REQUIREMENTS
Please format the lines of the rows below as a numbered list, from the line that contains "comment-text: Newเกไก่ สไลเดอร์" through the line that contains "likes-count[interactable]: ถูกใจ 246,172", inclusive, and leave out any blank lines.

DATA FOR PROCESSING
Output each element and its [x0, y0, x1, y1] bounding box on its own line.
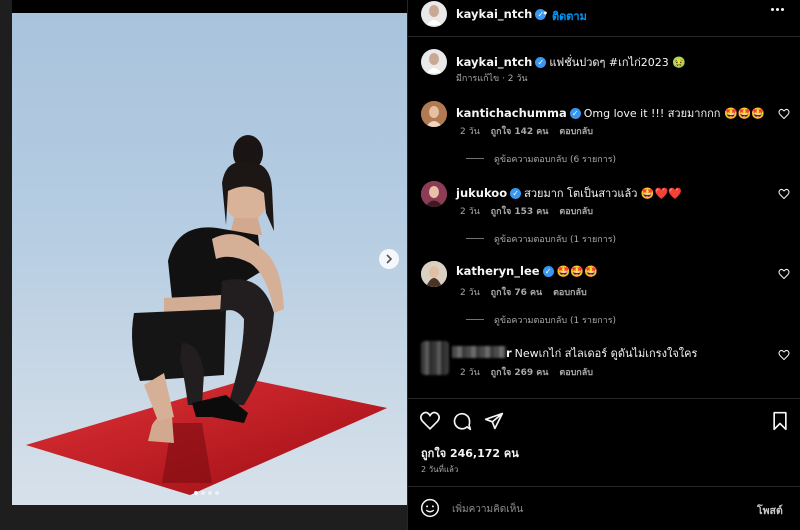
comment-text: Newเกไก่ สไลเดอร์ ดูดันไม่เกรงใจใคร [514, 347, 698, 360]
follow-button[interactable]: ติดตาม [552, 7, 587, 25]
photo-illustration [26, 135, 387, 495]
left-margin [0, 0, 12, 530]
carousel-next-button[interactable] [379, 249, 399, 269]
comment-reply-button[interactable]: ตอบกลับ [559, 207, 593, 217]
comment-time: 2 วัน [460, 288, 480, 298]
comment-username[interactable]: r [506, 346, 512, 360]
comment-line: katheryn_lee ✓ 🤩🤩🤩 [456, 264, 598, 278]
comment-reply-button[interactable]: ตอบกลับ [553, 288, 587, 298]
view-replies-line [466, 158, 484, 159]
verified-badge-icon: ✓ [535, 57, 547, 68]
header-username[interactable]: kaykai_ntch ✓ [456, 7, 547, 21]
verified-badge-icon: ✓ [510, 188, 522, 199]
comment-time: 2 วัน [460, 368, 480, 378]
likes-count[interactable]: ถูกใจ 246,172 คน [421, 444, 519, 462]
comment-time: 2 วัน [460, 127, 480, 137]
comment-username[interactable]: jukukoo [456, 186, 507, 200]
like-heart-icon[interactable] [420, 411, 440, 430]
comment-like-heart-icon[interactable] [778, 268, 790, 280]
header-avatar[interactable] [421, 1, 447, 27]
carousel-dot [201, 491, 205, 495]
comment-meta: 2 วัน ถูกใจ 76 คน ตอบกลับ [460, 285, 587, 299]
post-time[interactable]: 2 วันที่แล้ว [421, 463, 458, 476]
view-replies-line [466, 319, 484, 320]
view-replies-button[interactable]: ดูข้อความตอบกลับ (6 รายการ) [494, 152, 616, 166]
carousel-indicator [194, 491, 219, 495]
comment-likes[interactable]: ถูกใจ 142 คน [491, 127, 549, 137]
caption-username[interactable]: kaykai_ntch [456, 55, 532, 69]
comment-meta: 2 วัน ถูกใจ 153 คน ตอบกลับ [460, 204, 593, 218]
comment-avatar[interactable] [421, 181, 447, 207]
carousel-dot [208, 491, 212, 495]
comment-reply-button[interactable]: ตอบกลับ [559, 127, 593, 137]
blurred-username [452, 346, 506, 358]
comment-username[interactable]: kantichachumma [456, 106, 567, 120]
comment-text: 🤩🤩🤩 [556, 265, 598, 278]
caption-meta: มีการแก้ไข · 2 วัน [456, 74, 528, 84]
view-replies-button[interactable]: ดูข้อความตอบกลับ (1 รายการ) [494, 232, 616, 246]
comment-icon[interactable] [452, 411, 472, 431]
carousel-dot [215, 491, 219, 495]
comment-meta: 2 วัน ถูกใจ 269 คน ตอบกลับ [460, 365, 593, 379]
comment-like-heart-icon[interactable] [778, 188, 790, 200]
comment-likes[interactable]: ถูกใจ 269 คน [491, 368, 549, 378]
comment-avatar[interactable] [421, 101, 447, 127]
comment-likes[interactable]: ถูกใจ 153 คน [491, 207, 549, 217]
comment-line: kantichachumma ✓ Omg love it !!! สวยมากกก … [456, 104, 765, 122]
comment-meta: 2 วัน ถูกใจ 142 คน ตอบกลับ [460, 124, 593, 138]
comment-reply-button[interactable]: ตอบกลับ [559, 368, 593, 378]
verified-badge-icon: ✓ [569, 108, 581, 119]
comment-like-heart-icon[interactable] [778, 108, 790, 120]
more-options-icon[interactable] [771, 8, 784, 11]
comment-text: Omg love it !!! สวยมากกก 🤩🤩🤩 [583, 107, 766, 120]
header-separator: • [542, 7, 549, 20]
actions-divider [408, 398, 800, 399]
emoji-icon[interactable] [420, 498, 440, 518]
comment-time: 2 วัน [460, 207, 480, 217]
caption-text: แฟชั่นปวดๆ #เกไก่2023 🤢 [549, 56, 686, 69]
photo-bottom-margin [0, 505, 408, 530]
comment-avatar[interactable] [421, 261, 447, 287]
comment-line: r Newเกไก่ สไลเดอร์ ดูดันไม่เกรงใจใคร [506, 344, 697, 362]
comment-like-heart-icon[interactable] [778, 349, 790, 361]
verified-badge-icon: ✓ [542, 266, 554, 277]
share-send-icon[interactable] [484, 411, 504, 431]
view-replies-line [466, 238, 484, 239]
comment-input[interactable] [450, 499, 744, 519]
view-replies-button[interactable]: ดูข้อความตอบกลับ (1 รายการ) [494, 313, 616, 327]
blurred-avatar[interactable] [421, 341, 449, 375]
caption-avatar[interactable] [421, 49, 447, 75]
bookmark-icon[interactable] [771, 411, 789, 431]
header-divider [408, 36, 800, 37]
post-comment-button[interactable]: โพสต์ [757, 502, 783, 519]
carousel-dot-active [194, 491, 198, 495]
post-photo [12, 13, 407, 505]
comment-likes[interactable]: ถูกใจ 76 คน [491, 288, 543, 298]
caption-line: kaykai_ntch ✓ แฟชั่นปวดๆ #เกไก่2023 🤢 [456, 53, 686, 71]
comment-box-divider [408, 486, 800, 487]
chevron-right-icon [386, 254, 393, 264]
comment-text: สวยมาก โตเป็นสาวแล้ว 🤩❤️❤️ [524, 187, 683, 200]
comment-username[interactable]: katheryn_lee [456, 264, 540, 278]
comment-line: jukukoo ✓ สวยมาก โตเป็นสาวแล้ว 🤩❤️❤️ [456, 184, 682, 202]
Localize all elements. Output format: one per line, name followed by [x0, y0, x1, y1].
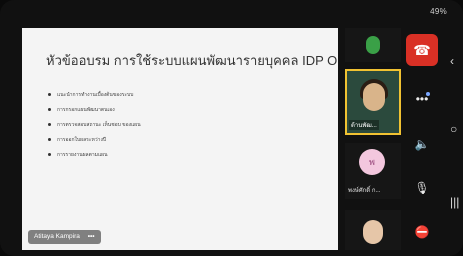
presenter-name: Atitaya Kampira	[34, 233, 80, 240]
slide-bullet-text: การกรอกแผนพัฒนาตนเอง	[57, 107, 115, 113]
speaker-icon: 🔈	[414, 137, 430, 151]
presenter-name-tag[interactable]: Atitaya Kampira •••	[28, 230, 101, 244]
slide-bullet-text: การรายงานผลตามแผน	[57, 152, 108, 158]
camera-off-icon: ⛔	[414, 225, 430, 239]
bullet-icon	[48, 153, 51, 157]
bullet-icon	[48, 108, 51, 112]
participant-tile-active[interactable]: ด้านพัฒ...	[345, 69, 401, 135]
bullet-icon	[48, 138, 51, 142]
slide-title: หัวข้ออบรม การใช้ระบบแผนพัฒนารายบุคคล ID…	[46, 53, 338, 68]
presentation-slide: หัวข้ออบรม การใช้ระบบแผนพัฒนารายบุคคล ID…	[22, 28, 338, 250]
home-icon[interactable]: ○	[450, 122, 457, 136]
slide-bullets: แนะนำการทำงานเบื้องต้นของระบบ การกรอกแผน…	[48, 88, 141, 163]
bullet-icon	[48, 123, 51, 127]
bullet-icon	[48, 93, 51, 97]
system-nav-bar: ‹ ○ |||	[447, 0, 463, 256]
slide-bullet: การออกใบผลระหว่างปี	[48, 133, 141, 148]
slide-bullet: การรายงานผลตามแผน	[48, 148, 141, 163]
camera-toggle-button[interactable]: ⛔	[406, 216, 438, 248]
participant-tile[interactable]	[345, 28, 401, 62]
phone-hangup-icon: ☎	[413, 41, 431, 58]
mic-off-icon: 🎙	[414, 181, 430, 195]
shared-screen[interactable]: หัวข้ออบรม การใช้ระบบแผนพัฒนารายบุคคล ID…	[22, 28, 338, 250]
back-icon[interactable]: ‹	[450, 54, 454, 68]
participant-name: ด้านพัฒ...	[349, 120, 379, 130]
meeting-screen: 49% หัวข้ออบรม การใช้ระบบแผนพัฒนารายบุคค…	[0, 0, 463, 256]
slide-bullet: การตรวจสอบสถานะ เห็นชอบ ของแผน	[48, 118, 141, 133]
slide-bullet-text: แนะนำการทำงานเบื้องต้นของระบบ	[57, 92, 134, 98]
recent-apps-icon[interactable]: |||	[450, 195, 459, 209]
participant-face	[363, 83, 385, 111]
speaker-button[interactable]: 🔈	[406, 128, 438, 160]
participant-avatar	[366, 36, 380, 54]
participant-tile[interactable]	[345, 210, 401, 250]
more-options-button[interactable]: •••	[406, 83, 438, 115]
status-battery: 49%	[430, 7, 447, 16]
participant-video	[363, 220, 383, 244]
participant-tile[interactable]: พ พงษ์ศักดิ์ ก...	[345, 143, 401, 199]
participant-name: พงษ์ศักดิ์ ก...	[348, 188, 381, 194]
slide-bullet: แนะนำการทำงานเบื้องต้นของระบบ	[48, 88, 141, 103]
slide-bullet: การกรอกแผนพัฒนาตนเอง	[48, 103, 141, 118]
slide-bullet-text: การตรวจสอบสถานะ เห็นชอบ ของแผน	[57, 122, 141, 128]
notification-dot-icon	[426, 92, 430, 96]
slide-bullet-text: การออกใบผลระหว่างปี	[57, 137, 107, 143]
presenter-more-icon[interactable]: •••	[88, 233, 95, 240]
end-call-button[interactable]: ☎	[406, 34, 438, 66]
avatar: พ	[359, 149, 385, 175]
mic-toggle-button[interactable]: 🎙	[406, 172, 438, 204]
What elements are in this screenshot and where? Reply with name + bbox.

RESULT
1. comment-text: Newเกไก่ สไลเดอร์ ดูดันไม่เกรงใจใคร [514, 347, 698, 360]
2. follow-button[interactable]: ติดตาม [552, 7, 587, 25]
3. photo-illustration [26, 135, 387, 495]
4. left-margin [0, 0, 12, 530]
5. carousel-next-button[interactable] [379, 249, 399, 269]
6. comment-reply-button[interactable]: ตอบกลับ [559, 207, 593, 217]
7. comment-time: 2 วัน [460, 288, 480, 298]
8. comment-username[interactable]: r [506, 346, 512, 360]
9. comment-line: katheryn_lee ✓ 🤩🤩🤩 [456, 264, 598, 278]
10. comment-reply-button[interactable]: ตอบกลับ [553, 288, 587, 298]
11. view-replies-line [466, 158, 484, 159]
12. verified-badge-icon: ✓ [535, 57, 547, 68]
13. header-username[interactable]: kaykai_ntch ✓ [456, 7, 547, 21]
14. verified-badge-icon: ✓ [510, 188, 522, 199]
15. comment-time: 2 วัน [460, 368, 480, 378]
16. likes-count[interactable]: ถูกใจ 246,172 คน [421, 444, 519, 462]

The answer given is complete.